### Direction
The output should consist solely of the line containing "Convert this document image to plain text." and the lines that follow it through the end of the data below.

### Stored records
———

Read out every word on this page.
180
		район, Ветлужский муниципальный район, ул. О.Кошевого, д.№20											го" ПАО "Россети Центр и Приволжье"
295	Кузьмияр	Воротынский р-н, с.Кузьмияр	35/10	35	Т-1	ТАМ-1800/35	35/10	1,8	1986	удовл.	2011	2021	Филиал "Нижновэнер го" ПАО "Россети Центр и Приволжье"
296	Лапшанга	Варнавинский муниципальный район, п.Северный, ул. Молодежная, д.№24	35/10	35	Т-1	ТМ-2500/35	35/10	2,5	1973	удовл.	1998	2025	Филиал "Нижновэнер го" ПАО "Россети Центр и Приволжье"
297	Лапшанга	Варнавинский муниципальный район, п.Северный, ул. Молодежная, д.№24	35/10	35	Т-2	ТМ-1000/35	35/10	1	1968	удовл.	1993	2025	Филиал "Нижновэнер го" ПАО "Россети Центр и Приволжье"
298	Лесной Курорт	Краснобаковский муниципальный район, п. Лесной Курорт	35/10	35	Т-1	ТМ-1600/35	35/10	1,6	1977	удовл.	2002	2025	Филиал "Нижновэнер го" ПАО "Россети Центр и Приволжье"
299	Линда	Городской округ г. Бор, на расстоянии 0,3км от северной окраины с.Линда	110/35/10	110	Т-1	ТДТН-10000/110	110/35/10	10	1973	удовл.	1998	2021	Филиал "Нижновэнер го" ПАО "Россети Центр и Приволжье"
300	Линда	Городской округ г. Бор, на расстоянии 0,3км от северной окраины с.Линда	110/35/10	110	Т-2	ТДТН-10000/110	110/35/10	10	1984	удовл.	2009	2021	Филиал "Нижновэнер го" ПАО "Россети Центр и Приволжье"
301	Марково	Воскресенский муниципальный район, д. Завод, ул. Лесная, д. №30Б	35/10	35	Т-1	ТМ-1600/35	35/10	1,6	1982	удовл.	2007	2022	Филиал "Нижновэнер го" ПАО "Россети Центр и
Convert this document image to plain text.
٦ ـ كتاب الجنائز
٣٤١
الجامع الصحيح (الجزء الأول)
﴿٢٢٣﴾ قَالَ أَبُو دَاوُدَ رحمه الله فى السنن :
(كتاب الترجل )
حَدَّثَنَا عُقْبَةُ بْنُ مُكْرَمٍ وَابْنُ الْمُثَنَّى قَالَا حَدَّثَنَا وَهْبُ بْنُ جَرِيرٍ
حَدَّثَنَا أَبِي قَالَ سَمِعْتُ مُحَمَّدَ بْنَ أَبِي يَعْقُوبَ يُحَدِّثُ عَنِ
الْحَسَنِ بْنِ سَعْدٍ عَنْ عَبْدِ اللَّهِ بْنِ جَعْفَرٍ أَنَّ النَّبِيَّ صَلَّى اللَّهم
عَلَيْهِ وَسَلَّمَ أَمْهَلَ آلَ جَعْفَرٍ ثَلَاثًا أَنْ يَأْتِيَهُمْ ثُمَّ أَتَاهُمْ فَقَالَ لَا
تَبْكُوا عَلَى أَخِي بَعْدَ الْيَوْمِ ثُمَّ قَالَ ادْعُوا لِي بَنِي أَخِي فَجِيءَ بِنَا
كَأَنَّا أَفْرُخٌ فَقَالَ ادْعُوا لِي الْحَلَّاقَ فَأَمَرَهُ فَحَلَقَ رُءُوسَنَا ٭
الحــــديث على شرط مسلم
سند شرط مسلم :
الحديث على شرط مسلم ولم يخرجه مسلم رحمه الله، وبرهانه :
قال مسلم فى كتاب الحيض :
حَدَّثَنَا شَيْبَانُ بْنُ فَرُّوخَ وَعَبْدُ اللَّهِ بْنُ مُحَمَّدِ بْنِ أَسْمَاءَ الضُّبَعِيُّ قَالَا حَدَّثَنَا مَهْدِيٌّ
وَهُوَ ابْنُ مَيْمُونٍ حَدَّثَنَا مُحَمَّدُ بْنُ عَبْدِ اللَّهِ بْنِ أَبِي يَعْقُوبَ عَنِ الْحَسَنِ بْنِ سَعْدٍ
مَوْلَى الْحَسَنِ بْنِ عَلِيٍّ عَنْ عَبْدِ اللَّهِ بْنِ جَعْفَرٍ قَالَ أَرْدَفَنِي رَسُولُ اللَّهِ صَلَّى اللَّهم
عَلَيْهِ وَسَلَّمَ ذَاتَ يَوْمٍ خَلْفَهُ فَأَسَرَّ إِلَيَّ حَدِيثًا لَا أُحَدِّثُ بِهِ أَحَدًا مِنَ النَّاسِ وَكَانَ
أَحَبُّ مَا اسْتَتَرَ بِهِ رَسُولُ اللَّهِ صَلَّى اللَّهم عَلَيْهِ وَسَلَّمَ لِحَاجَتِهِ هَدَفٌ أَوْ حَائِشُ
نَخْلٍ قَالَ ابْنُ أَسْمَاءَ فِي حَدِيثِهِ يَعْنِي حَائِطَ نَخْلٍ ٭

———

### Result of the task
Convert this document image to plain text.
٦ ـ كتاب الجنائز
٣٤١
الجامع الصحيح (الجزء الأول)
﴿٢٢٣﴾ قَالَ أَبُو دَاوُدَ رحمه الله فى السنن :
(كتاب الترجل )
حَدَّثَنَا عُقْبَةُ بْنُ مُكْرَمٍ وَابْنُ الْمُثَنَّى قَالَا حَدَّثَنَا وَهْبُ بْنُ جَرِيرٍ
حَدَّثَنَا أَبِي قَالَ سَمِعْتُ مُحَمَّدَ بْنَ أَبِي يَعْقُوبَ يُحَدِّثُ عَنِ
الْحَسَنِ بْنِ سَعْدٍ عَنْ عَبْدِ اللَّهِ بْنِ جَعْفَرٍ أَنَّ النَّبِيَّ صَلَّى اللَّهم
عَلَيْهِ وَسَلَّمَ أَمْهَلَ آلَ جَعْفَرٍ ثَلَاثًا أَنْ يَأْتِيَهُمْ ثُمَّ أَتَاهُمْ فَقَالَ لَا
تَبْكُوا عَلَى أَخِي بَعْدَ الْيَوْمِ ثُمَّ قَالَ ادْعُوا لِي بَنِي أَخِي فَجِيءَ بِنَا
كَأَنَّا أَفْرُخٌ فَقَالَ ادْعُوا لِي الْحَلَّاقَ فَأَمَرَهُ فَحَلَقَ رُءُوسَنَا ٭
الحــــديث على شرط مسلم
سند شرط مسلم :
الحديث على شرط مسلم ولم يخرجه مسلم رحمه الله، وبرهانه :
قال مسلم فى كتاب الحيض :
حَدَّثَنَا شَيْبَانُ بْنُ فَرُّوخَ وَعَبْدُ اللَّهِ بْنُ مُحَمَّدِ بْنِ أَسْمَاءَ الضُّبَعِيُّ قَالَا حَدَّثَنَا مَهْدِيٌّ
وَهُوَ ابْنُ مَيْمُونٍ حَدَّثَنَا مُحَمَّدُ بْنُ عَبْدِ اللَّهِ بْنِ أَبِي يَعْقُوبَ عَنِ الْحَسَنِ بْنِ سَعْدٍ
مَوْلَى الْحَسَنِ بْنِ عَلِيٍّ عَنْ عَبْدِ اللَّهِ بْنِ جَعْفَرٍ قَالَ أَرْدَفَنِي رَسُولُ اللَّهِ صَلَّى اللَّهم
عَلَيْهِ وَسَلَّمَ ذَاتَ يَوْمٍ خَلْفَهُ فَأَسَرَّ إِلَيَّ حَدِيثًا لَا أُحَدِّثُ بِهِ أَحَدًا مِنَ النَّاسِ وَكَانَ
أَحَبُّ مَا اسْتَتَرَ بِهِ رَسُولُ اللَّهِ صَلَّى اللَّهم عَلَيْهِ وَسَلَّمَ لِحَاجَتِهِ هَدَفٌ أَوْ حَائِشُ
نَخْلٍ قَالَ ابْنُ أَسْمَاءَ فِي حَدِيثِهِ يَعْنِي حَائِطَ نَخْلٍ ٭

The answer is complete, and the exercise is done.